◆ Excerpted records:
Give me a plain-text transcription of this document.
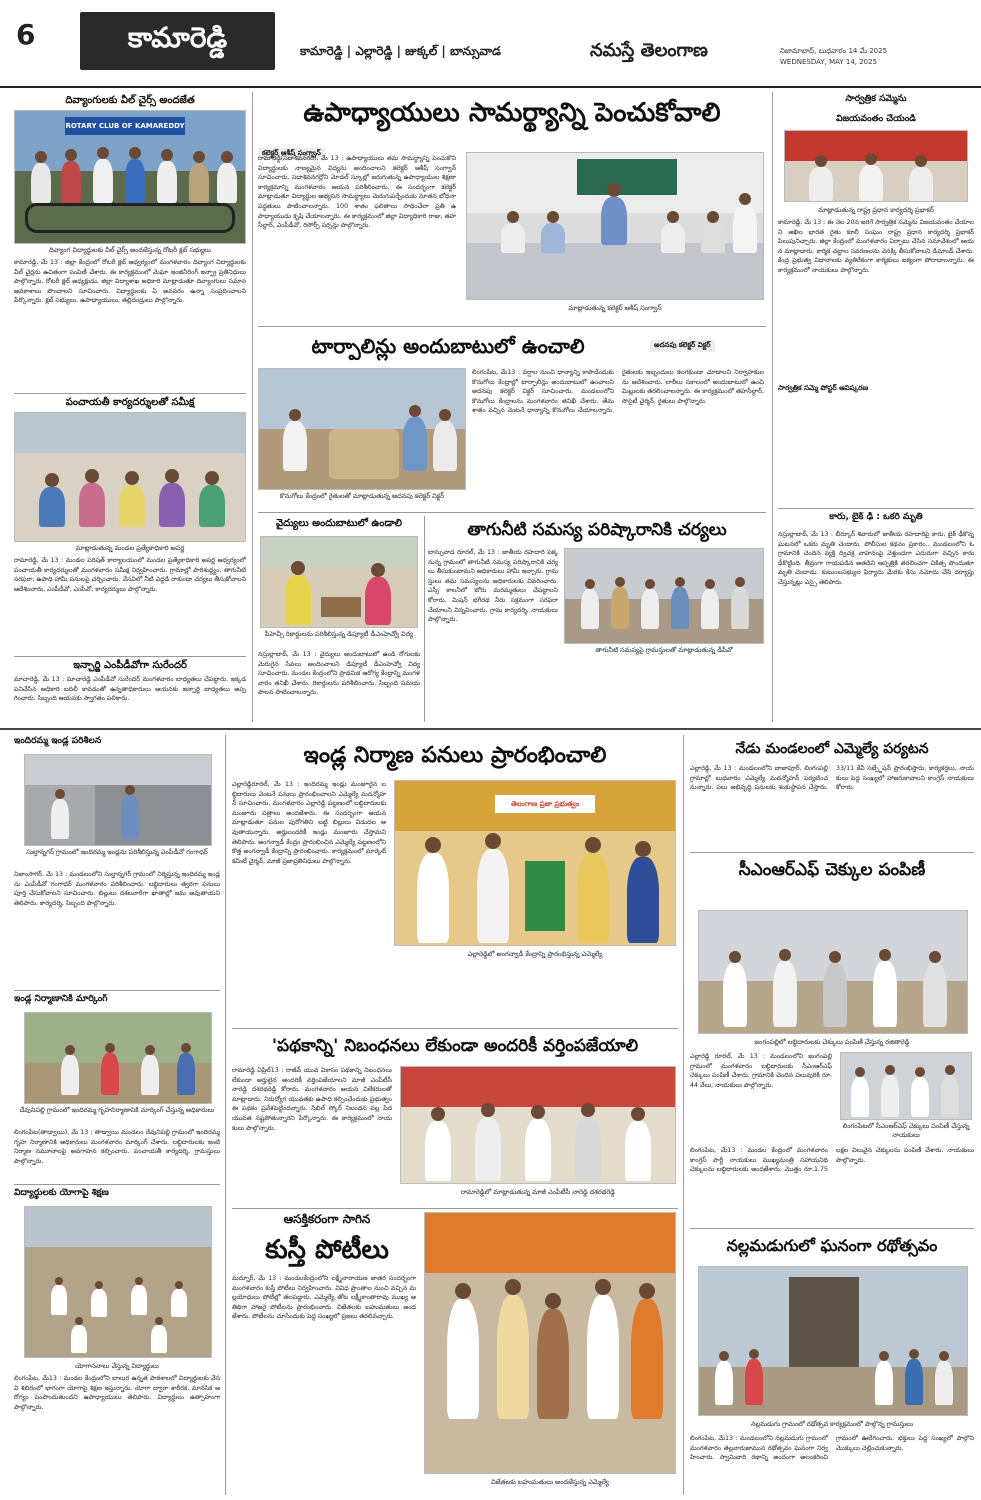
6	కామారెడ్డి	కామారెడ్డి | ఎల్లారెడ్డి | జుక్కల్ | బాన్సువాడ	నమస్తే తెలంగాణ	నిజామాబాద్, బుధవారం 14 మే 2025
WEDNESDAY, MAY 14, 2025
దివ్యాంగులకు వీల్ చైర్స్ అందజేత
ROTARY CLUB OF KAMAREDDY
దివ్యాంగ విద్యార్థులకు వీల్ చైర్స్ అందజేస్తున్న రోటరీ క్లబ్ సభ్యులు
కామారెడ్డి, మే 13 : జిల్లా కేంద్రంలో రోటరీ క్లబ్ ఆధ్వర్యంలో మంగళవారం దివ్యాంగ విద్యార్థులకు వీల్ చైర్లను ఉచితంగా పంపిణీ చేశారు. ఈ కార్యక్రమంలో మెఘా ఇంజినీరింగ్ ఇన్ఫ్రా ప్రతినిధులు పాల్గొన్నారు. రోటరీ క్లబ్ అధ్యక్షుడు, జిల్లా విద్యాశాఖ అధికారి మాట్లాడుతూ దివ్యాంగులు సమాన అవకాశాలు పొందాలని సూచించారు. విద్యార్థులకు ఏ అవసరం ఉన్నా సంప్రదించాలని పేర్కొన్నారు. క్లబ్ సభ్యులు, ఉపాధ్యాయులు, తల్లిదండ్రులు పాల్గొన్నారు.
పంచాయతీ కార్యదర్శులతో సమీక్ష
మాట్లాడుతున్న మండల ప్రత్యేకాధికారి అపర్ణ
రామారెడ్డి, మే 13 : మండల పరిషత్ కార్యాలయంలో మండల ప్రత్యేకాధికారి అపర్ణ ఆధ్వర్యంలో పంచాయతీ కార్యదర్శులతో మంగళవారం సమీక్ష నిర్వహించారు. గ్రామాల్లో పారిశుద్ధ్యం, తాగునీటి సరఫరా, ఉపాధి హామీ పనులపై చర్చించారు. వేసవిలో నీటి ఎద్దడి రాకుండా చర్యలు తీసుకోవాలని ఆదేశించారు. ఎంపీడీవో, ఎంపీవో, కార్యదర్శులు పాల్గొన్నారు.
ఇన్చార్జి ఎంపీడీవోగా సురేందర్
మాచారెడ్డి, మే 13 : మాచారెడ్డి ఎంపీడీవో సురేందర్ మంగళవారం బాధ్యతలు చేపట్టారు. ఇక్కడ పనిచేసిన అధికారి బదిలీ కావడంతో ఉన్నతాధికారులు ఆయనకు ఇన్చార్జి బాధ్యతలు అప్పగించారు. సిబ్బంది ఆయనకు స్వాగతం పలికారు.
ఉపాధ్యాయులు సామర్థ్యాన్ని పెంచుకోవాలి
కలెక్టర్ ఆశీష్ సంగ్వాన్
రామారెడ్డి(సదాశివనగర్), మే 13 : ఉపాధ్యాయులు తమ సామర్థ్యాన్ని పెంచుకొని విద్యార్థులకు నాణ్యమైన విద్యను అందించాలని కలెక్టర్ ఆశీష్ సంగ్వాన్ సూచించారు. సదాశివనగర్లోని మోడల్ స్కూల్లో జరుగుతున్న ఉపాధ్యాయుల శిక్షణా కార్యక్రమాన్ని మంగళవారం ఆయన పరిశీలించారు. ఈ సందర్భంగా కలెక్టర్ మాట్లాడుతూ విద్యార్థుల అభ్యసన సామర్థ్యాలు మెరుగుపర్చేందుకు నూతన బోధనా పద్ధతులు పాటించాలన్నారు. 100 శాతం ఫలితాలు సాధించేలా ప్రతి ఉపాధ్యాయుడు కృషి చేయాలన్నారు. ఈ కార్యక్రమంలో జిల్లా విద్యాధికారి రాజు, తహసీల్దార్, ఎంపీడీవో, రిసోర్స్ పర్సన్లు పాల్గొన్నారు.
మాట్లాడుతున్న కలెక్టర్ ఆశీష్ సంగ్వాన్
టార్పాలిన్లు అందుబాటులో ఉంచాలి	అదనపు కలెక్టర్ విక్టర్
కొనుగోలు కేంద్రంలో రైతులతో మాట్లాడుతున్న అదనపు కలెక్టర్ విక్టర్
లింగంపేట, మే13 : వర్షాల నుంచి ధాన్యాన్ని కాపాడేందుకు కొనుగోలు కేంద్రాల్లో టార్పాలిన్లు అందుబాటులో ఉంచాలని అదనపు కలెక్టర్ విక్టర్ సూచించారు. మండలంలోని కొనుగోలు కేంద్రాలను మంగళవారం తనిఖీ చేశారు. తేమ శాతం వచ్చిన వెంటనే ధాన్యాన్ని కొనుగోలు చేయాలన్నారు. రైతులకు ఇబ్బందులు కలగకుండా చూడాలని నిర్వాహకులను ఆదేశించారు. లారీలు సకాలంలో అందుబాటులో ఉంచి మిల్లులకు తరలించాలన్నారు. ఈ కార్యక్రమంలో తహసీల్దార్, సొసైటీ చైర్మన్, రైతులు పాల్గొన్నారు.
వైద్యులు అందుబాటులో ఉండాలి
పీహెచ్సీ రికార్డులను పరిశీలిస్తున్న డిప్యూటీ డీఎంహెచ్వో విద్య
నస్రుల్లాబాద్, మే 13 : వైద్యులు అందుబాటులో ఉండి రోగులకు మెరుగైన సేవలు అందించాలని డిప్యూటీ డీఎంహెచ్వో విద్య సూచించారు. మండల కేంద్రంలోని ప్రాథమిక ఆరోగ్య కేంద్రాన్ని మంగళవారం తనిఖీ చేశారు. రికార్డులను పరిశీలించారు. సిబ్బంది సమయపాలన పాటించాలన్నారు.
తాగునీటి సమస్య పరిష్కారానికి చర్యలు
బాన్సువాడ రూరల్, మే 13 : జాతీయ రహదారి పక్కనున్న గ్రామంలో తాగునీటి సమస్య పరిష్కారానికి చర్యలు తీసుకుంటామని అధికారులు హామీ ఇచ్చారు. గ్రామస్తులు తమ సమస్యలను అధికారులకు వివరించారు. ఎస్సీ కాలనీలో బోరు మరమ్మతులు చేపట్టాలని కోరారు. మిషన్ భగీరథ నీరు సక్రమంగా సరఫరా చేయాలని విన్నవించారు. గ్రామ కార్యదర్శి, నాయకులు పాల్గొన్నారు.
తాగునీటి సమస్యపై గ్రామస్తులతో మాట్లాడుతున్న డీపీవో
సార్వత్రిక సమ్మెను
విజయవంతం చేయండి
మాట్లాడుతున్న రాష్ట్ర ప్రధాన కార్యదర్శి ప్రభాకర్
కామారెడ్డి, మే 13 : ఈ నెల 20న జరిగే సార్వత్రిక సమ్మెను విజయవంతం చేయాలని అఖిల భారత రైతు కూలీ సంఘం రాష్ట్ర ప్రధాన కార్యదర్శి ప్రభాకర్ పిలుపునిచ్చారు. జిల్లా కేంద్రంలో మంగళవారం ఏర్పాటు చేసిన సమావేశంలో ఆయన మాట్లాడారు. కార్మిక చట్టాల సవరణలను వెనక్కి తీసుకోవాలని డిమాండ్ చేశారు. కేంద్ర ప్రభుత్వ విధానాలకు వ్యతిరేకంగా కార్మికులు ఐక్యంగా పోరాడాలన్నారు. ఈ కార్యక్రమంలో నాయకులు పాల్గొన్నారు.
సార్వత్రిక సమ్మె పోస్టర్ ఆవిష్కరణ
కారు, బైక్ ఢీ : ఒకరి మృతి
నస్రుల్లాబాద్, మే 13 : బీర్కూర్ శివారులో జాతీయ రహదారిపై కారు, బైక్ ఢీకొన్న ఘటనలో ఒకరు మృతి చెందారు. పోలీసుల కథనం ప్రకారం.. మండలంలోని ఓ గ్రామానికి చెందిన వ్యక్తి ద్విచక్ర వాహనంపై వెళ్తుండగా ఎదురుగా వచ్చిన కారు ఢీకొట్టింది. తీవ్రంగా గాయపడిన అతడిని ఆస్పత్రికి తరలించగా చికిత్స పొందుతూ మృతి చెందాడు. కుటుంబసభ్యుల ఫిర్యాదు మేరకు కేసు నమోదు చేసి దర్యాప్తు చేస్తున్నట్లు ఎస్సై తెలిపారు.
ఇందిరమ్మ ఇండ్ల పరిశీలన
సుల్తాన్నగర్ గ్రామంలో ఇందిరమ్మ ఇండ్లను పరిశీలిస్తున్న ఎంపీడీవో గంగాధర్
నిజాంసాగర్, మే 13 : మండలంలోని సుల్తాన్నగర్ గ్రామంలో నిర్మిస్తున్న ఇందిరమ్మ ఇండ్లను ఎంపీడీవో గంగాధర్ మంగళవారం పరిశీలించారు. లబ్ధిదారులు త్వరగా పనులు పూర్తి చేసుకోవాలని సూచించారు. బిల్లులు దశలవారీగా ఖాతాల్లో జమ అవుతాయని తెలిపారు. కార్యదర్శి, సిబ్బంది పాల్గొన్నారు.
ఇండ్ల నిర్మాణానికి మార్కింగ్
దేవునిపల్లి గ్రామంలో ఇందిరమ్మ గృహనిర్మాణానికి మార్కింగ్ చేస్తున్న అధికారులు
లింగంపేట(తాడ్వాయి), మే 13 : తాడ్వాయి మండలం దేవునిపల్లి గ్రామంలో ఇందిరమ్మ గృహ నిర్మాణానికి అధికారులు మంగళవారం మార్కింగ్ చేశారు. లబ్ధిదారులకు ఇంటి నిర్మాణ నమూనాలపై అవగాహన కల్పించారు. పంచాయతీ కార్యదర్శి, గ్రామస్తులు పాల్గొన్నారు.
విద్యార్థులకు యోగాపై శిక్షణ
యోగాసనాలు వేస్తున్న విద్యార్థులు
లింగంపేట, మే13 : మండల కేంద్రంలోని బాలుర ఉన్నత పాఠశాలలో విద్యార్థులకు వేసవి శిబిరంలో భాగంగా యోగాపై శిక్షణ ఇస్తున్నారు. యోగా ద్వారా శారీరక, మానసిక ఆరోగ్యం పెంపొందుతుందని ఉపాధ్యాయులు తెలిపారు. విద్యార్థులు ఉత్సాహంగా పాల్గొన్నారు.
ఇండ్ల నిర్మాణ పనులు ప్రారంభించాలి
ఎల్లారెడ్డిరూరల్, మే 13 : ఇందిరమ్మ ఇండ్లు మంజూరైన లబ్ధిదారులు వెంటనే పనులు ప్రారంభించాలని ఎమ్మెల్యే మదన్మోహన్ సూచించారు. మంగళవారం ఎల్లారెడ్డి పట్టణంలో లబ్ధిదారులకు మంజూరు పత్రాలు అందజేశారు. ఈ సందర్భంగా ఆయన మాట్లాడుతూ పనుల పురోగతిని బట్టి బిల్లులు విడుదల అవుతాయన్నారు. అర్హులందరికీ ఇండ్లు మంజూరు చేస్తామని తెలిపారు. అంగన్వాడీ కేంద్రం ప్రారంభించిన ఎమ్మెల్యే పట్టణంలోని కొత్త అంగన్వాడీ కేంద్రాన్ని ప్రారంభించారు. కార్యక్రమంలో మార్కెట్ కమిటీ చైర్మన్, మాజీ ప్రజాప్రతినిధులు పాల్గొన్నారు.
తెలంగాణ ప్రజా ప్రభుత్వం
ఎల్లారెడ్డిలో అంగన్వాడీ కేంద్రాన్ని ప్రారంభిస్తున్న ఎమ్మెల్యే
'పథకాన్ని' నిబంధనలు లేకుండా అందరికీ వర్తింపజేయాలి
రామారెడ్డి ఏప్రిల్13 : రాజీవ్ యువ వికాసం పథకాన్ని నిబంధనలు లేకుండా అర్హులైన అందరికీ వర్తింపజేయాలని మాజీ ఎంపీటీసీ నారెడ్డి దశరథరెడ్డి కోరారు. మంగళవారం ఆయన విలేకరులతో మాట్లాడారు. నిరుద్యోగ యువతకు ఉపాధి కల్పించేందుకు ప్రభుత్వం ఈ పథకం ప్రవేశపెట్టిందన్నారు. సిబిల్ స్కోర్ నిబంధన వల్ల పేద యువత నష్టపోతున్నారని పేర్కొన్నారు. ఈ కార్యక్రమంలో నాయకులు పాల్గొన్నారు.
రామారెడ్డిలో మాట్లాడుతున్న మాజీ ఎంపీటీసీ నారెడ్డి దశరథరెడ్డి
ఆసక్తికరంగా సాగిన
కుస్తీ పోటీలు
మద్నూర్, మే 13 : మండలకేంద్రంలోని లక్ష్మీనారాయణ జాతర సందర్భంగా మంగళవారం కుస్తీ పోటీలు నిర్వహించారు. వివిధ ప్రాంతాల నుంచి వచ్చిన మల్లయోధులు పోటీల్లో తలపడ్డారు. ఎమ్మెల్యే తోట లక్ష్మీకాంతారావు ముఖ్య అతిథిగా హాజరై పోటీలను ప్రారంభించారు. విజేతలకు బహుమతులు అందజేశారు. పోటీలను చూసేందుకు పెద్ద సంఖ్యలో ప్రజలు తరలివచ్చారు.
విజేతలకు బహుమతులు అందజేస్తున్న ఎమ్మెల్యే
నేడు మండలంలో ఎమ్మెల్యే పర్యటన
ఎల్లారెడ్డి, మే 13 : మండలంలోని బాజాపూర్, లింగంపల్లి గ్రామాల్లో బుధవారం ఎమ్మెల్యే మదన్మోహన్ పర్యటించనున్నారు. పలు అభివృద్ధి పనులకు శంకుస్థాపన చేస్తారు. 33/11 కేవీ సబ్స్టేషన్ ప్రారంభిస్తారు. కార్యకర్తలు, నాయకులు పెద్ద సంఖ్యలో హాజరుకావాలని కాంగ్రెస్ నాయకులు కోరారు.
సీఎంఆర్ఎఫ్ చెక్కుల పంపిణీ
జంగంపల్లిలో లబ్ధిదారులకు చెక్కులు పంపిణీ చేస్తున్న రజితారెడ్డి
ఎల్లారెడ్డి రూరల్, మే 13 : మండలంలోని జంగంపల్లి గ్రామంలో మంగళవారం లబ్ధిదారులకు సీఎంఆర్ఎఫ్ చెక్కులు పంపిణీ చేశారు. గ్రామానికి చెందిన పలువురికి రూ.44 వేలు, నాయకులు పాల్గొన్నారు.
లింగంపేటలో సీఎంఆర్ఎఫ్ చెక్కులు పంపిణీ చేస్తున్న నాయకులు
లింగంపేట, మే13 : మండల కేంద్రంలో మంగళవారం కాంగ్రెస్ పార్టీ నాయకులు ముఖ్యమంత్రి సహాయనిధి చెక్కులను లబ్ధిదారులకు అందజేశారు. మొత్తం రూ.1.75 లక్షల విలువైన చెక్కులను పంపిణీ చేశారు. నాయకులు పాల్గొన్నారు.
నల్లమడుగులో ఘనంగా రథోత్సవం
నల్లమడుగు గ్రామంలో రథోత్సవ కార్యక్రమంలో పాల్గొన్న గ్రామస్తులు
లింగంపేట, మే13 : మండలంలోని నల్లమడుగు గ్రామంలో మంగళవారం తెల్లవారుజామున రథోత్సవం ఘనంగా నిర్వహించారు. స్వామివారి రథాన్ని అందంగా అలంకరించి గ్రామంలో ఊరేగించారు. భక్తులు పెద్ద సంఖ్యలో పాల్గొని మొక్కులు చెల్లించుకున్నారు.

◆ Given exercise: Select every line in the records above that contains the word "అదనప".

◆ Solved problem:
టార్పాలిన్లు అందుబాటులో ఉంచాలి	అదనపు కలెక్టర్ విక్టర్
కొనుగోలు కేంద్రంలో రైతులతో మాట్లాడుతున్న అదనపు కలెక్టర్ విక్టర్
లింగంపేట, మే13 : వర్షాల నుంచి ధాన్యాన్ని కాపాడేందుకు కొనుగోలు కేంద్రాల్లో టార్పాలిన్లు అందుబాటులో ఉంచాలని అదనపు కలెక్టర్ విక్టర్ సూచించారు. మండలంలోని కొనుగోలు కేంద్రాలను మంగళవారం తనిఖీ చేశారు. తేమ శాతం వచ్చిన వెంటనే ధాన్యాన్ని కొనుగోలు చేయాలన్నారు. రైతులకు ఇబ్బందులు కలగకుండా చూడాలని నిర్వాహకులను ఆదేశించారు. లారీలు సకాలంలో అందుబాటులో ఉంచి మిల్లులకు తరలించాలన్నారు. ఈ కార్యక్రమంలో తహసీల్దార్, సొసైటీ చైర్మన్, రైతులు పాల్గొన్నారు.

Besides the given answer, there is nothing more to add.